- _What you are asked to do_: Write the count of lines that contain the word "sigma" and nothing else.

- _Data extract_:
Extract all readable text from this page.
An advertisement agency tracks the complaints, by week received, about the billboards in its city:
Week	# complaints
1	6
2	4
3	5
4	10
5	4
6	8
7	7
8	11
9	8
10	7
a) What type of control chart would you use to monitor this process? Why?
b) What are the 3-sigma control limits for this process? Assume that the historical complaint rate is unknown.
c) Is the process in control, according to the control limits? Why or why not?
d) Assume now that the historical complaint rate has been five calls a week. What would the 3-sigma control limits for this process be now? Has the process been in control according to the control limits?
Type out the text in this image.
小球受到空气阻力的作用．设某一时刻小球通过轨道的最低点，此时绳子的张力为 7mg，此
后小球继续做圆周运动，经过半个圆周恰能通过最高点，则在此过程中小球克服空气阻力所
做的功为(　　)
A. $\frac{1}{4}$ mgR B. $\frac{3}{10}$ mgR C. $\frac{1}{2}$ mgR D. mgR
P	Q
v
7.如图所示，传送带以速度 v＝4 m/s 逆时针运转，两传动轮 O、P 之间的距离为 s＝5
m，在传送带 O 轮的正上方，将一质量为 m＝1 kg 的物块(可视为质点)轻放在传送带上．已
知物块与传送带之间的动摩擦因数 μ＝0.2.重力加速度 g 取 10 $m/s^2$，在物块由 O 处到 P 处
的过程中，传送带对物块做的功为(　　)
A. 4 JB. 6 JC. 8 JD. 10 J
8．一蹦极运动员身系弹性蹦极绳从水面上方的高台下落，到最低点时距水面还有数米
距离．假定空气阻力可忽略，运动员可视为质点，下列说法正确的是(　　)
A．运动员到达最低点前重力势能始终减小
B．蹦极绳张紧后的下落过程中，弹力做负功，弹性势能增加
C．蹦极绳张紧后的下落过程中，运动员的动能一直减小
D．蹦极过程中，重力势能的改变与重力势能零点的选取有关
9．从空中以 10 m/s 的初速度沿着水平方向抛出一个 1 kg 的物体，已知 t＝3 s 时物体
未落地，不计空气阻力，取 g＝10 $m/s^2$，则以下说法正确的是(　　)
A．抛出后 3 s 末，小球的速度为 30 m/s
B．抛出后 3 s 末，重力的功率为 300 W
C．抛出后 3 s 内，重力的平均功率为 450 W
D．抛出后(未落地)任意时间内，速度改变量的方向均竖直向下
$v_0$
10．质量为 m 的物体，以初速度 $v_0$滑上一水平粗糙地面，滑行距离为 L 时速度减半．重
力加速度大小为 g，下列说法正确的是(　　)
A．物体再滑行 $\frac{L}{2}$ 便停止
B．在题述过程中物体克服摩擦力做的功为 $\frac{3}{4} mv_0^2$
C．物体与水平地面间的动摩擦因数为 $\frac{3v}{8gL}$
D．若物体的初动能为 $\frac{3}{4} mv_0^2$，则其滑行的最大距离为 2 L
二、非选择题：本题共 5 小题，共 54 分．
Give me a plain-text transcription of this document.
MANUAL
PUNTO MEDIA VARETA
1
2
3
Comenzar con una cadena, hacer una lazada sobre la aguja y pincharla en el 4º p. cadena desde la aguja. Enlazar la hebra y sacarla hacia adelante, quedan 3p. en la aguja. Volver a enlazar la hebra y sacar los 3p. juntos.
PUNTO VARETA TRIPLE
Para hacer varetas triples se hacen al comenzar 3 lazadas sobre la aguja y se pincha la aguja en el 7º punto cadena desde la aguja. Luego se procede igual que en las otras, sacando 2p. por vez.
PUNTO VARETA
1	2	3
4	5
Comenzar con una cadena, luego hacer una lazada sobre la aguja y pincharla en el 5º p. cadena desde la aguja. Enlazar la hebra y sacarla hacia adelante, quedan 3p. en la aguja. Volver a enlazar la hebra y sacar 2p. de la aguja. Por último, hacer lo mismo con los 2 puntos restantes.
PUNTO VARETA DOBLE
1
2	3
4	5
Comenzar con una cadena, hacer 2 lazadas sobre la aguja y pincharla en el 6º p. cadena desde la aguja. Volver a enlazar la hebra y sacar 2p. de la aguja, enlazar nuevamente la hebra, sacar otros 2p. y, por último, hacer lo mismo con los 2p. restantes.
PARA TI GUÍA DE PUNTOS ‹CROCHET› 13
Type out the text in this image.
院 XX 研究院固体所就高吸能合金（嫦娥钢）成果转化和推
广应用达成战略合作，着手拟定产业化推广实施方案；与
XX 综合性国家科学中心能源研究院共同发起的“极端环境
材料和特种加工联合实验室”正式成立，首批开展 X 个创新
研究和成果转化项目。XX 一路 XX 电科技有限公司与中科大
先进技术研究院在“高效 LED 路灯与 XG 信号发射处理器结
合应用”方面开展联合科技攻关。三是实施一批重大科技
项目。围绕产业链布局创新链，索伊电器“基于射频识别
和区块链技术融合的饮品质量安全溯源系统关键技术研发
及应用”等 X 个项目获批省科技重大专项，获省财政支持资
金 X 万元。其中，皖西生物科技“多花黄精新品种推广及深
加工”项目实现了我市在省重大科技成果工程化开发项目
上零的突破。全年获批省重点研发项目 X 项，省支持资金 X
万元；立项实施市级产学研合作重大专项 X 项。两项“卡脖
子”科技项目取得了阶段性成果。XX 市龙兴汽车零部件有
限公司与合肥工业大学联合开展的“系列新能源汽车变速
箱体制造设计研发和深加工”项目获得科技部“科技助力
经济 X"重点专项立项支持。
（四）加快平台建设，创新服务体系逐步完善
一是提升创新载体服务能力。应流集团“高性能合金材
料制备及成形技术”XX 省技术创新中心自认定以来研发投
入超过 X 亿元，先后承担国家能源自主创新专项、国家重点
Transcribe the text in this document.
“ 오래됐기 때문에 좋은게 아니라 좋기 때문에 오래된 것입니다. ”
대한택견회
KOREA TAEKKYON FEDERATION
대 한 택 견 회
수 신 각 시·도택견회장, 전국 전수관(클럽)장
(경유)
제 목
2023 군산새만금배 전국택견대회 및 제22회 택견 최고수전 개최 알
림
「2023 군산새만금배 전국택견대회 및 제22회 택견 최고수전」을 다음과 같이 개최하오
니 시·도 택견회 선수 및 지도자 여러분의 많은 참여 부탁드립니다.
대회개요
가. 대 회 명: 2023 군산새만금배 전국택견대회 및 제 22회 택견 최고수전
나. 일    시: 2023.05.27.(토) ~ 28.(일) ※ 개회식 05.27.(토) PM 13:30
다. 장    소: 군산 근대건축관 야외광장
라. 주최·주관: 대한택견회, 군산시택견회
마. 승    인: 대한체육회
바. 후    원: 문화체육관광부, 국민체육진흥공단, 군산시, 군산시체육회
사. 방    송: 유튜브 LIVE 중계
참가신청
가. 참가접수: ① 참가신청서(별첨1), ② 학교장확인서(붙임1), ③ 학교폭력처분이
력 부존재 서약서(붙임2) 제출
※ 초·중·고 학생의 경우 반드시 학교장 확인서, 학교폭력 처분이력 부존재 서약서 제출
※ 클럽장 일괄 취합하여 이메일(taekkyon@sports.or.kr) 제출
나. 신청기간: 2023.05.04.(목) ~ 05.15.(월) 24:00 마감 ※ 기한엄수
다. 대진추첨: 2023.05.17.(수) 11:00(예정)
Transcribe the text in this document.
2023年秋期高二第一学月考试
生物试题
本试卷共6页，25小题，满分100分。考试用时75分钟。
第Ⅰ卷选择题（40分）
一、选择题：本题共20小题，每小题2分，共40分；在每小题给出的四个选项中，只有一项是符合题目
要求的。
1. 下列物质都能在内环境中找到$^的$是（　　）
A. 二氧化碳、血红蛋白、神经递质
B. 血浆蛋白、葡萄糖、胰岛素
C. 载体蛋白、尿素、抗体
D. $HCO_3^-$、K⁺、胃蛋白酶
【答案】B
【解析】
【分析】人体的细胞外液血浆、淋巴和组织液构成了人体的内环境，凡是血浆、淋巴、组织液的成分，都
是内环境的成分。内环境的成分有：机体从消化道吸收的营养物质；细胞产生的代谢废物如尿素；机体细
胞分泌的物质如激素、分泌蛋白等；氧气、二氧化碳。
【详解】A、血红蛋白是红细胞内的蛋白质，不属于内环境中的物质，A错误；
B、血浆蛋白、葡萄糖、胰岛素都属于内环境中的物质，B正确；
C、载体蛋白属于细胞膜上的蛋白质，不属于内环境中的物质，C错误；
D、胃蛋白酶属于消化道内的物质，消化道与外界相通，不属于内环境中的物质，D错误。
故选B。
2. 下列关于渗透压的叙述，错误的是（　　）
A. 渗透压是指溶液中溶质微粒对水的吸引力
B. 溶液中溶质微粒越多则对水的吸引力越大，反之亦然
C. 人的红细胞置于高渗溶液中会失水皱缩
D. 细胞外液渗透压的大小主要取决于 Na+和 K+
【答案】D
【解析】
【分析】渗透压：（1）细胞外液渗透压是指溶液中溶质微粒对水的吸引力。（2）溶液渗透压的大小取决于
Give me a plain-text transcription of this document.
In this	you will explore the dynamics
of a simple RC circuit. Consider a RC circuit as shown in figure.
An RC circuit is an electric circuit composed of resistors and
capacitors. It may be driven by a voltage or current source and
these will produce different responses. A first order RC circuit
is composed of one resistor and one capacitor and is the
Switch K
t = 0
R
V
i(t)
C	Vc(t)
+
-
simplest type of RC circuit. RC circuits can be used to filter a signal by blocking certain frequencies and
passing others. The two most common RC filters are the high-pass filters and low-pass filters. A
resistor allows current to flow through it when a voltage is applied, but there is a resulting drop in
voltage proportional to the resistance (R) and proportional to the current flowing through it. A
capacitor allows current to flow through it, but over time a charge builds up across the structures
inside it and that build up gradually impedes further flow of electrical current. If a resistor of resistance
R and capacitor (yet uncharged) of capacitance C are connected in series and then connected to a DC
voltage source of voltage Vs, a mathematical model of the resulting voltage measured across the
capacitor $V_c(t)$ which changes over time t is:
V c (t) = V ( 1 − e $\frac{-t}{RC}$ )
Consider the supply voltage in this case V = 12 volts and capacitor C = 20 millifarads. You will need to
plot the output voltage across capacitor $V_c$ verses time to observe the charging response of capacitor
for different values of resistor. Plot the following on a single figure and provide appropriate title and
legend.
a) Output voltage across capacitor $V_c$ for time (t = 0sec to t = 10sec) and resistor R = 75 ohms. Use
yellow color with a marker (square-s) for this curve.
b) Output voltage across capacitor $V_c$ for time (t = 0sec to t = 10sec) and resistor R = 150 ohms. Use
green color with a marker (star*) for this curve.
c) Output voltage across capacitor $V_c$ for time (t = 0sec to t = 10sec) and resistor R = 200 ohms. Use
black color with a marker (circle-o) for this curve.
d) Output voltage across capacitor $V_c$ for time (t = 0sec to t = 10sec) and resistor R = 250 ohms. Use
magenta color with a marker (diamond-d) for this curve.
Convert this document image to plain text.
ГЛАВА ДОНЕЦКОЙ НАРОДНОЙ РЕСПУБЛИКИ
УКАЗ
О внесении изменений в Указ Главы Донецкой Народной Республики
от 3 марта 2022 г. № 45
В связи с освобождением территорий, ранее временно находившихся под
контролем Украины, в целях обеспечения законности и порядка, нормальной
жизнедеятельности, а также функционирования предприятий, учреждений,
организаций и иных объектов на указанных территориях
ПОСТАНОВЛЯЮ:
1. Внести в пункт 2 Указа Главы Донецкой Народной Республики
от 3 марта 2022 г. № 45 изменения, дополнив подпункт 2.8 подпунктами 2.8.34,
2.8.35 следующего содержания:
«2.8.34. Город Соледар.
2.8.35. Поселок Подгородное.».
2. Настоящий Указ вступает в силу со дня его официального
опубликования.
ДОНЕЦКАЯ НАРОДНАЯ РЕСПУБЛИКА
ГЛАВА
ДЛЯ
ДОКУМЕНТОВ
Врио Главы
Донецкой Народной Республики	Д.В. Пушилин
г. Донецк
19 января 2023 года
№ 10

- _Answer to the problem_: 2